DIRECTION
Find each line containing the string "torch" and return it.

DATA LISTING

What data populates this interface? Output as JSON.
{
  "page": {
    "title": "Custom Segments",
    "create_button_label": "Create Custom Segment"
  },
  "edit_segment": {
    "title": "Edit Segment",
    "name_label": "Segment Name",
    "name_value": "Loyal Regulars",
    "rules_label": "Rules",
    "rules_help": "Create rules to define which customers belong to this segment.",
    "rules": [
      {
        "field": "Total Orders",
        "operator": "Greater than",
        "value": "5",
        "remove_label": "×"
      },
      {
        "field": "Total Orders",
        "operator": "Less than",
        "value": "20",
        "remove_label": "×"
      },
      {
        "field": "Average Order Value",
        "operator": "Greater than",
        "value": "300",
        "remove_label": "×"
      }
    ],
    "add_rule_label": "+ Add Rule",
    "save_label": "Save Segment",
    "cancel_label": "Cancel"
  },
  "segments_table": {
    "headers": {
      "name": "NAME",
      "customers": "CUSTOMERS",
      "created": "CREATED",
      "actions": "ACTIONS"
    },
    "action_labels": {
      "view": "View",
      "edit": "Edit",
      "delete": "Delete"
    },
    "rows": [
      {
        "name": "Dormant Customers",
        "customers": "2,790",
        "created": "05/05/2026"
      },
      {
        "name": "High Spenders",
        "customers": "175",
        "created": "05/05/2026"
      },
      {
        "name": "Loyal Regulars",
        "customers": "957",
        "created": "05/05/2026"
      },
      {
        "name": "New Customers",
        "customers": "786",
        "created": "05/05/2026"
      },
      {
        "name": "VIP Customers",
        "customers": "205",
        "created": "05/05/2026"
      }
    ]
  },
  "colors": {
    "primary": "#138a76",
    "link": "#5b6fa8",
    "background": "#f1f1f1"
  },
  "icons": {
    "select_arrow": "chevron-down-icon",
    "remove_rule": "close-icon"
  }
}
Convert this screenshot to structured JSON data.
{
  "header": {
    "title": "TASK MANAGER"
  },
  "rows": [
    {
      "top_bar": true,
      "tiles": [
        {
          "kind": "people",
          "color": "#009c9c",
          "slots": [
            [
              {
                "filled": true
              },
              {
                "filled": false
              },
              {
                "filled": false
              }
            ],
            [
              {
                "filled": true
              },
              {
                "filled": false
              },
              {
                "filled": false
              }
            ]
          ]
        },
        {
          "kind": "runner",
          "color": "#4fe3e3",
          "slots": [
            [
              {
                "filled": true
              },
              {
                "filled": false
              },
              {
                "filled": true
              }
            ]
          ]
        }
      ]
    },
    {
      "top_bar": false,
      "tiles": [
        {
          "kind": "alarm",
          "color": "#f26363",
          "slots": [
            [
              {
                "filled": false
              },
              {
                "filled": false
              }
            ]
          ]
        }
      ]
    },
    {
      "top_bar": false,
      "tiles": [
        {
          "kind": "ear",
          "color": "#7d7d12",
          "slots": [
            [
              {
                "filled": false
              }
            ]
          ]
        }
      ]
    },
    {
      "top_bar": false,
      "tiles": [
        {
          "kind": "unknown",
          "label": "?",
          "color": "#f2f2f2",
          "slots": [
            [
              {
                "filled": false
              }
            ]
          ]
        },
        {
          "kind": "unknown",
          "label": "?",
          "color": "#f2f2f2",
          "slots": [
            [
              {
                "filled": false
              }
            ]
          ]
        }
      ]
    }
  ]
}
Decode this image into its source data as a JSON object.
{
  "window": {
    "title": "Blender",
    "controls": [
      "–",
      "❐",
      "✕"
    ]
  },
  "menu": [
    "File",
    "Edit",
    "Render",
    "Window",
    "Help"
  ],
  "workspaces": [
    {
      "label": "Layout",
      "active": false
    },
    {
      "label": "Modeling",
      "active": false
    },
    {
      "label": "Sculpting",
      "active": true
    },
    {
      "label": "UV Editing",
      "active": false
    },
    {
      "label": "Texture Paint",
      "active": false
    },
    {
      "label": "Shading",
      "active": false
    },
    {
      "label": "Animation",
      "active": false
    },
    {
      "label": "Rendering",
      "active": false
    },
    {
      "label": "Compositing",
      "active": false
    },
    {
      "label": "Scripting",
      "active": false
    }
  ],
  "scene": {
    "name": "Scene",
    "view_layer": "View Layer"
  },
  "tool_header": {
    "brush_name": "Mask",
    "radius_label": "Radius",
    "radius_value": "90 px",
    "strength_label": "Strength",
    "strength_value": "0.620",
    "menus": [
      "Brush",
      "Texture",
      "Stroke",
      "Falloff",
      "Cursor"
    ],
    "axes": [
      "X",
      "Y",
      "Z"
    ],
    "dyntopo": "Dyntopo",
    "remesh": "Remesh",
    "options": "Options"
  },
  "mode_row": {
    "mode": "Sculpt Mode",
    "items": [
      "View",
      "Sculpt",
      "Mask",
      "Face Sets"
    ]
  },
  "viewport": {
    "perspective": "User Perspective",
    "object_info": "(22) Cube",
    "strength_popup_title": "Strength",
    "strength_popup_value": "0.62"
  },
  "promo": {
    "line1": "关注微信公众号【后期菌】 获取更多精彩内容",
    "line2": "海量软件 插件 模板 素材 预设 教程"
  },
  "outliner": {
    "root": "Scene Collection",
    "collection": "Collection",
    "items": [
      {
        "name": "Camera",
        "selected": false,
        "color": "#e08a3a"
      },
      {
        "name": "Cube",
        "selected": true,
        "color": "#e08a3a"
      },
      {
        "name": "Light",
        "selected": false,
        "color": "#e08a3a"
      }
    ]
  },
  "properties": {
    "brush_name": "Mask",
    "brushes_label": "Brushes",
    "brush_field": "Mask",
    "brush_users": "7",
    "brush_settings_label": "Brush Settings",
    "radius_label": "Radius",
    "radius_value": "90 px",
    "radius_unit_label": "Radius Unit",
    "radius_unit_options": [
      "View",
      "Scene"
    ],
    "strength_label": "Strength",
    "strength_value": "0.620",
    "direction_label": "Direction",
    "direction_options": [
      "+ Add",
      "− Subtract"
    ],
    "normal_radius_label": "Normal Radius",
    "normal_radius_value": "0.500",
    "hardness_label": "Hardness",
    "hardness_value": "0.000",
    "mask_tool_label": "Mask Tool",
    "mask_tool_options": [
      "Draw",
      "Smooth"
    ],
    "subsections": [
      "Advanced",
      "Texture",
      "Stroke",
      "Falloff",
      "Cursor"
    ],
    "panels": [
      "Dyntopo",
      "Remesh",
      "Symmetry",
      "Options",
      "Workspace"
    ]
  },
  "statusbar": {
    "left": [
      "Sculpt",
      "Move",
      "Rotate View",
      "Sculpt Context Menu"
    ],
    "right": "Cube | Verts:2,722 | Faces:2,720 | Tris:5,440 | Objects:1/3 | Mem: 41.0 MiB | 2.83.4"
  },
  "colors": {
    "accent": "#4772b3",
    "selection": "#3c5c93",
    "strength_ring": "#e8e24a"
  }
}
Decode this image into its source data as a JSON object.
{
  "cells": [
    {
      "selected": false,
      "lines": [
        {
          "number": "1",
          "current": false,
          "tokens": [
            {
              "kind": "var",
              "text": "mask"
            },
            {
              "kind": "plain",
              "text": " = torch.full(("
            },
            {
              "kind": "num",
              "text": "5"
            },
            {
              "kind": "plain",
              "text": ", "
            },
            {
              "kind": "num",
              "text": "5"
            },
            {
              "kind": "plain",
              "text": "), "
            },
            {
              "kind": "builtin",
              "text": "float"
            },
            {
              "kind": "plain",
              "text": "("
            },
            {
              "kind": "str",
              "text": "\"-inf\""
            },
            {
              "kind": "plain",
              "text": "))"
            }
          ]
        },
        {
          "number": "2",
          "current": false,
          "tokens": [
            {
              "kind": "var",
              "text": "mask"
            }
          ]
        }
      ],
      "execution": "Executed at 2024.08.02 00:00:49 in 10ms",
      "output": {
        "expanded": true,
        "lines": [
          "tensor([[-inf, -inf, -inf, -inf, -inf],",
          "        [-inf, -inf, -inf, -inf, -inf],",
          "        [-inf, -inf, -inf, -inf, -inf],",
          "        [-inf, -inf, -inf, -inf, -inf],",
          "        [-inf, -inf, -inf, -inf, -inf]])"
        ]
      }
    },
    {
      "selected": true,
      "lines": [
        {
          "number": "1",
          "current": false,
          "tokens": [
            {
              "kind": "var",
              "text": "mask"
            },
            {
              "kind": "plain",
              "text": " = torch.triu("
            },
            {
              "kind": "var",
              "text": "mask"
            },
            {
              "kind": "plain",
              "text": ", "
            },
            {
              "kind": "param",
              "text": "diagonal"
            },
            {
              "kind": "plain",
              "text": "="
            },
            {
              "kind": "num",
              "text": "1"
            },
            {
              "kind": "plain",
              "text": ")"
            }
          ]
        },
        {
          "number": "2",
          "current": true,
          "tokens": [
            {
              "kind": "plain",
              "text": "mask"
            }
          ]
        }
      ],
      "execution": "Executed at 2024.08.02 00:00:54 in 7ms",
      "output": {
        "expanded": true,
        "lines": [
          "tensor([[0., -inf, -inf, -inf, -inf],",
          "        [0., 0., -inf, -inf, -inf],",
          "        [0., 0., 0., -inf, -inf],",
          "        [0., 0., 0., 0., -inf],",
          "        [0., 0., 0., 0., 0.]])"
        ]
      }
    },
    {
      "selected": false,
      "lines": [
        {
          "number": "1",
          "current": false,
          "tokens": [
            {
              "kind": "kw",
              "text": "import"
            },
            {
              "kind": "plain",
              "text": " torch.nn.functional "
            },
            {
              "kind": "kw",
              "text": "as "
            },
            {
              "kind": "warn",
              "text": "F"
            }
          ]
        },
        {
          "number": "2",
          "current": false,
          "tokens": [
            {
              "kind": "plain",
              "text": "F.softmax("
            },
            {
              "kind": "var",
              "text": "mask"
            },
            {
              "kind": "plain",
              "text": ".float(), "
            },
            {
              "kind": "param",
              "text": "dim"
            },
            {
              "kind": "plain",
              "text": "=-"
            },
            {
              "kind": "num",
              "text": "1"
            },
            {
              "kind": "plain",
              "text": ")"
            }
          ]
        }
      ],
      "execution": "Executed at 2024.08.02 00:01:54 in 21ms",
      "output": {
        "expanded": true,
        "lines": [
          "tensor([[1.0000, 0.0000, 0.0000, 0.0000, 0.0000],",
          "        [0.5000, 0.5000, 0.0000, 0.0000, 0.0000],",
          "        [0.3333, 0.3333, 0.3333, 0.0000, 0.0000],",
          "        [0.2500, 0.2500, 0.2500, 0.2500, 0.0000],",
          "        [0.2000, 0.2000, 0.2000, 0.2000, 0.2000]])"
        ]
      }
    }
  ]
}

EXERCISE RESPONSE
              "text": " = torch.full(("
              "text": " = torch.triu("
              "text": " torch.nn.functional "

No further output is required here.